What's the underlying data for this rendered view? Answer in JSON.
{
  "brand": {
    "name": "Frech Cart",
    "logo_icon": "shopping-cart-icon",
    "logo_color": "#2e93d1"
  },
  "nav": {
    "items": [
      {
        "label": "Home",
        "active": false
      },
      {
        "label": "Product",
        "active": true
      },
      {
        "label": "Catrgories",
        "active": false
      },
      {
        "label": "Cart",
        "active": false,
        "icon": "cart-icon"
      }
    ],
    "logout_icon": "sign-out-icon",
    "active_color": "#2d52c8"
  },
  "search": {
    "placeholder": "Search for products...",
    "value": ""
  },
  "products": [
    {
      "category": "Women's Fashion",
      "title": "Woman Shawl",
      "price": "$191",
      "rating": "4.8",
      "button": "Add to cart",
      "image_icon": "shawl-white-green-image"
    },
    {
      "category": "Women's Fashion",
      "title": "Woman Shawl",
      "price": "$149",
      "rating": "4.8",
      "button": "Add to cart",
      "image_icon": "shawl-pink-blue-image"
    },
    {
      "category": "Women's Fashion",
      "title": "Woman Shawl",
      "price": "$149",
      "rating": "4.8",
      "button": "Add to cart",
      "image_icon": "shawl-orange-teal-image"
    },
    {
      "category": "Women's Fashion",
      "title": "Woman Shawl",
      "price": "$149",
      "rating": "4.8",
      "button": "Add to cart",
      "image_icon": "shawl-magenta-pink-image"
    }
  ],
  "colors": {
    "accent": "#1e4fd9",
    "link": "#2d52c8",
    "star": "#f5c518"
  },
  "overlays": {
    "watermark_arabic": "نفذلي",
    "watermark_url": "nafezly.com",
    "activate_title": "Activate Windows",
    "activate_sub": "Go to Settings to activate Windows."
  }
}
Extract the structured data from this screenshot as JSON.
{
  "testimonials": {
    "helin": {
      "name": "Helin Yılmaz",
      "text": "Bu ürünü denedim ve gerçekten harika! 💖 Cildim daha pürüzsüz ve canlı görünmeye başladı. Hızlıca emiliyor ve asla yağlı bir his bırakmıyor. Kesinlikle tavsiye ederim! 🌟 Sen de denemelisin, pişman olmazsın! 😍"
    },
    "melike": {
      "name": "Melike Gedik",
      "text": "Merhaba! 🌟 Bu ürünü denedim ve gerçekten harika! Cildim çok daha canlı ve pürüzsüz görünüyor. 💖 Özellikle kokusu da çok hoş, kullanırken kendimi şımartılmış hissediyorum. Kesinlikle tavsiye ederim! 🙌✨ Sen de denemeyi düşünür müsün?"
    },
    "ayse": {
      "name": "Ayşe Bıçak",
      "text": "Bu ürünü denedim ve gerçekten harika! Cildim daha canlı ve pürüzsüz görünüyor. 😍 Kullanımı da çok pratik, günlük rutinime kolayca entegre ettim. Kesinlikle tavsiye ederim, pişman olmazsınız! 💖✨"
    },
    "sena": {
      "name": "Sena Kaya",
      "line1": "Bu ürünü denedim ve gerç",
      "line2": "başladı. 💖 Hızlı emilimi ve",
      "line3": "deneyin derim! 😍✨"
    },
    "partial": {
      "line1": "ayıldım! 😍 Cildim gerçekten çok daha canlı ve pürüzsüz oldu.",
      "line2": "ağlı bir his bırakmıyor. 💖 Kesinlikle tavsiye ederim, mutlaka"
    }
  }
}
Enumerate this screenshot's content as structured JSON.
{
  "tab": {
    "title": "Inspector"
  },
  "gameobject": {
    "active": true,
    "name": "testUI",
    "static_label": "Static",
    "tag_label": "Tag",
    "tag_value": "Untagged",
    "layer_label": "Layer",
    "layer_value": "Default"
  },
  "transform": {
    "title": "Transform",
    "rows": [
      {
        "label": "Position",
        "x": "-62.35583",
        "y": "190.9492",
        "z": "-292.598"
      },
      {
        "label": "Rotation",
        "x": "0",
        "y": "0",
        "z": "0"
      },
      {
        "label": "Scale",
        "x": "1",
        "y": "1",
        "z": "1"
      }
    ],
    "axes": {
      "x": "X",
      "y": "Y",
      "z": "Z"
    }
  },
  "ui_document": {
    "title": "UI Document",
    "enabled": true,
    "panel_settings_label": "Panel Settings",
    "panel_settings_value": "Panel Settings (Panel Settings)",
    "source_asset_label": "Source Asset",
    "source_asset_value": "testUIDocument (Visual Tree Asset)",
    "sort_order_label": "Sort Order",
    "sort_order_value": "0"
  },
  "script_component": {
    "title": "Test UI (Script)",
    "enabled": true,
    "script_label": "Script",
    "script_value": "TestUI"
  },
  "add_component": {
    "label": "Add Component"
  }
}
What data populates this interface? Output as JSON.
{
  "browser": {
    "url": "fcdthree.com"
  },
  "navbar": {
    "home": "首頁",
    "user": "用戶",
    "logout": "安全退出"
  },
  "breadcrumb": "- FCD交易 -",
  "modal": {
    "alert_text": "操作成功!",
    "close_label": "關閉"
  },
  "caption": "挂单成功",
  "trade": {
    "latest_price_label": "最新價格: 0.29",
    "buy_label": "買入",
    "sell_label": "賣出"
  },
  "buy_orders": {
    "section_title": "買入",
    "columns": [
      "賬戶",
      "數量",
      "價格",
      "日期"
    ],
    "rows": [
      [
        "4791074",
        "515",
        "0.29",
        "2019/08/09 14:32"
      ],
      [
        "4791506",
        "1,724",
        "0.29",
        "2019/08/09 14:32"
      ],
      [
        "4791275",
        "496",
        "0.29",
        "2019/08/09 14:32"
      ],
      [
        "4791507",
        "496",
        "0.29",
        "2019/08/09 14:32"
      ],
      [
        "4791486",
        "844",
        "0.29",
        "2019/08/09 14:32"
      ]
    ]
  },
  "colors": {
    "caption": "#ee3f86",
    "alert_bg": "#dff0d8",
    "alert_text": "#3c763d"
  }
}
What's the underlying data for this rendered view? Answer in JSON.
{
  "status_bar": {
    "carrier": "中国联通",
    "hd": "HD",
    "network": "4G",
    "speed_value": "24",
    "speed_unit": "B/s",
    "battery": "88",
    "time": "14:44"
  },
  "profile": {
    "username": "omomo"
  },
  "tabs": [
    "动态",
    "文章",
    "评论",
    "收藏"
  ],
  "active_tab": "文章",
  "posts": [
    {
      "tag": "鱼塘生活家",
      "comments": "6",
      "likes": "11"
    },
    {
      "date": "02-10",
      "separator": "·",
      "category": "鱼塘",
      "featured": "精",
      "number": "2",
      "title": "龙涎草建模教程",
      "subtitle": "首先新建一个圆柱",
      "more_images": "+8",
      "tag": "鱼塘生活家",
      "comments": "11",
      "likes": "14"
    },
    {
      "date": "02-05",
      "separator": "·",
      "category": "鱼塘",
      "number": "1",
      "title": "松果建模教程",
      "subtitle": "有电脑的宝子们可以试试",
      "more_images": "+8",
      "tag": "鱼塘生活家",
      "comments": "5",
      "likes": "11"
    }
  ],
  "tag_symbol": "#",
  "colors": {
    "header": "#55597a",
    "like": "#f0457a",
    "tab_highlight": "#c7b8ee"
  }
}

- [Task goal]:
Copy every line in the entries above that has the string "true" in it.

- [Finished answer]:
        "active": true
    "active": true,
    "enabled": true,
    "enabled": true,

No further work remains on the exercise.